» **Task brief**:
Please recast the records from their first line through the line containing "section-select[interactable]: 部分 [686, 54, 774, 76]", with both of those lines included, as a JSON list of strings. Use one string per line and leave out blank lines.

» **Raw data**:
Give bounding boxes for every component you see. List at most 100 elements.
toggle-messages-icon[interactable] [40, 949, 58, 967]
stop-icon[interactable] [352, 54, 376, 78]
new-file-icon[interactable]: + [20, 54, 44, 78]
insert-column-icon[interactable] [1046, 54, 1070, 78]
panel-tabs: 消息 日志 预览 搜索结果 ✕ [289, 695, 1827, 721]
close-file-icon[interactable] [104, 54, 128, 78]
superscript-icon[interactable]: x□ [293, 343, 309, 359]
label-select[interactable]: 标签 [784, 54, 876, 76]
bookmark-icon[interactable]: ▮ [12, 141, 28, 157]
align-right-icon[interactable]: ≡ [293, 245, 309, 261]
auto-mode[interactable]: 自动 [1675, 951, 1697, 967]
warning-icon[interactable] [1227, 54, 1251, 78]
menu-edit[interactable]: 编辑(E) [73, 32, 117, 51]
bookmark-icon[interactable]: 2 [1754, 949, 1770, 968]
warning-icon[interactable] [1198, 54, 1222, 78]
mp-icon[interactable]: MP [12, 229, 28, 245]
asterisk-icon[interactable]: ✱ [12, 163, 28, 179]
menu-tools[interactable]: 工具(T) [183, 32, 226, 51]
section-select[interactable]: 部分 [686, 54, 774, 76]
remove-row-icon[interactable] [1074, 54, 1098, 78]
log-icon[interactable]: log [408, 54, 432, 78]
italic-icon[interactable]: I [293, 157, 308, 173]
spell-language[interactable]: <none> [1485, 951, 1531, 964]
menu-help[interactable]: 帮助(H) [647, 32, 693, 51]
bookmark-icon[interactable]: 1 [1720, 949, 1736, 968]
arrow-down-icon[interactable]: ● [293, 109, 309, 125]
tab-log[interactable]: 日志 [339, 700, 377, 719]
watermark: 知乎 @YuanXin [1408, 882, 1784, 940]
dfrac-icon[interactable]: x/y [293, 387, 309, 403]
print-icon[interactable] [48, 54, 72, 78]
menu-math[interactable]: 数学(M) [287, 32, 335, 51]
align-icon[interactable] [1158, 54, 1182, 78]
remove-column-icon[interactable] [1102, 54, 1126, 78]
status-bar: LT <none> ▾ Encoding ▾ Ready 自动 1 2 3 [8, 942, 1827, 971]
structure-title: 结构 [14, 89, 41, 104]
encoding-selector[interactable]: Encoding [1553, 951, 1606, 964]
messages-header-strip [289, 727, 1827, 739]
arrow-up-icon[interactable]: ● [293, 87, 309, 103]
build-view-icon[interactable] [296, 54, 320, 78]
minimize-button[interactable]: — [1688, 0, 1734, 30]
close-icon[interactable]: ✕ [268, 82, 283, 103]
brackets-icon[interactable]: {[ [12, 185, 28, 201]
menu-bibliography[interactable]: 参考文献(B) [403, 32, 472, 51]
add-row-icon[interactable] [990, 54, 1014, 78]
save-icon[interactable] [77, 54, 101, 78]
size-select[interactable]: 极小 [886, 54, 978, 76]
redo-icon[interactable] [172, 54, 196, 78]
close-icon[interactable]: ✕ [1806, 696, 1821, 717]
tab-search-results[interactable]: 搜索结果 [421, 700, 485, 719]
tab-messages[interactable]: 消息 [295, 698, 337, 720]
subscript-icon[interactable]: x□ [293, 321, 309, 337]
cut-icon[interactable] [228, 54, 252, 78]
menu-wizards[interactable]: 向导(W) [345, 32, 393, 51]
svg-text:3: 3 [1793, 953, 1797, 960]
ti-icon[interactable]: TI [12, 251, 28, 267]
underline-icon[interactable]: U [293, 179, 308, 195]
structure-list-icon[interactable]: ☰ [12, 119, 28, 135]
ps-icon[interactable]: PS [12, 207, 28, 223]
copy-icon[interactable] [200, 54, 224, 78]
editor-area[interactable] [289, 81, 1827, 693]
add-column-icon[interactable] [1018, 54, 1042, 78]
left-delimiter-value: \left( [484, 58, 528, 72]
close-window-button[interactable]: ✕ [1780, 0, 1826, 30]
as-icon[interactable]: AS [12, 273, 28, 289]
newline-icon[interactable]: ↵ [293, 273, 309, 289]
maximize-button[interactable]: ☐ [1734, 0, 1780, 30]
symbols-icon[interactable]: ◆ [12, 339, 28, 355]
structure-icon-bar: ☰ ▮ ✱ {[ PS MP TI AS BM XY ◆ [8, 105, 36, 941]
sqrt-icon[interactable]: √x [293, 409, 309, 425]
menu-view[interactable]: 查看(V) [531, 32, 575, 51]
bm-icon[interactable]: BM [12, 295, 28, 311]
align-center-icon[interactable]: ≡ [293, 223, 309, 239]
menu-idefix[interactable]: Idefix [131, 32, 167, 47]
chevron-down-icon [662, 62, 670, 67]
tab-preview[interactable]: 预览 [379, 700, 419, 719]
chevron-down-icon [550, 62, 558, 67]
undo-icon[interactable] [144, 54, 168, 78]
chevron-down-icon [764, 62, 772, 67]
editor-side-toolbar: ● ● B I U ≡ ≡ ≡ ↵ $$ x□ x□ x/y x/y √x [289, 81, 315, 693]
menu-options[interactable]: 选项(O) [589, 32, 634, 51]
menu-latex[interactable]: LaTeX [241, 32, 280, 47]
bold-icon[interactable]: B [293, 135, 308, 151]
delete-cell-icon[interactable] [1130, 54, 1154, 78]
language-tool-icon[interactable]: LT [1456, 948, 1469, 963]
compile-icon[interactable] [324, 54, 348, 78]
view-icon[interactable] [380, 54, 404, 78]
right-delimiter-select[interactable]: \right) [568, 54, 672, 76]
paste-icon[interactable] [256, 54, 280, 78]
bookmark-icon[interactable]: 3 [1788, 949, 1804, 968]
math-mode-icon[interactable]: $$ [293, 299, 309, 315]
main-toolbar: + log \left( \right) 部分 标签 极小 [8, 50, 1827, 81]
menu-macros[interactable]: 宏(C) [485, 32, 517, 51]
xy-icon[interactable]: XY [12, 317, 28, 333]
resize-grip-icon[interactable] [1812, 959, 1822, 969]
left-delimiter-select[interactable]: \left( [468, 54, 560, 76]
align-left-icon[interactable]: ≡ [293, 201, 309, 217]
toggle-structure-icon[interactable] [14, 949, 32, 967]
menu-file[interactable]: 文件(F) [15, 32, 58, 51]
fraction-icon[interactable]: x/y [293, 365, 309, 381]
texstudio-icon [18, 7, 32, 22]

» **Answer to the problem**:
[
  "Give bounding boxes for every component you see. List at most 100 elements.",
  "toggle-messages-icon[interactable] [40, 949, 58, 967]",
  "stop-icon[interactable] [352, 54, 376, 78]",
  "new-file-icon[interactable]: + [20, 54, 44, 78]",
  "insert-column-icon[interactable] [1046, 54, 1070, 78]",
  "panel-tabs: 消息 日志 预览 搜索结果 ✕ [289, 695, 1827, 721]",
  "close-file-icon[interactable] [104, 54, 128, 78]",
  "superscript-icon[interactable]: x□ [293, 343, 309, 359]",
  "label-select[interactable]: 标签 [784, 54, 876, 76]",
  "bookmark-icon[interactable]: ▮ [12, 141, 28, 157]",
  "align-right-icon[interactable]: ≡ [293, 245, 309, 261]",
  "auto-mode[interactable]: 自动 [1675, 951, 1697, 967]",
  "warning-icon[interactable] [1227, 54, 1251, 78]",
  "menu-edit[interactable]: 编辑(E) [73, 32, 117, 51]",
  "bookmark-icon[interactable]: 2 [1754, 949, 1770, 968]",
  "warning-icon[interactable] [1198, 54, 1222, 78]",
  "mp-icon[interactable]: MP [12, 229, 28, 245]",
  "asterisk-icon[interactable]: ✱ [12, 163, 28, 179]",
  "menu-tools[interactable]: 工具(T) [183, 32, 226, 51]",
  "section-select[interactable]: 部分 [686, 54, 774, 76]"
]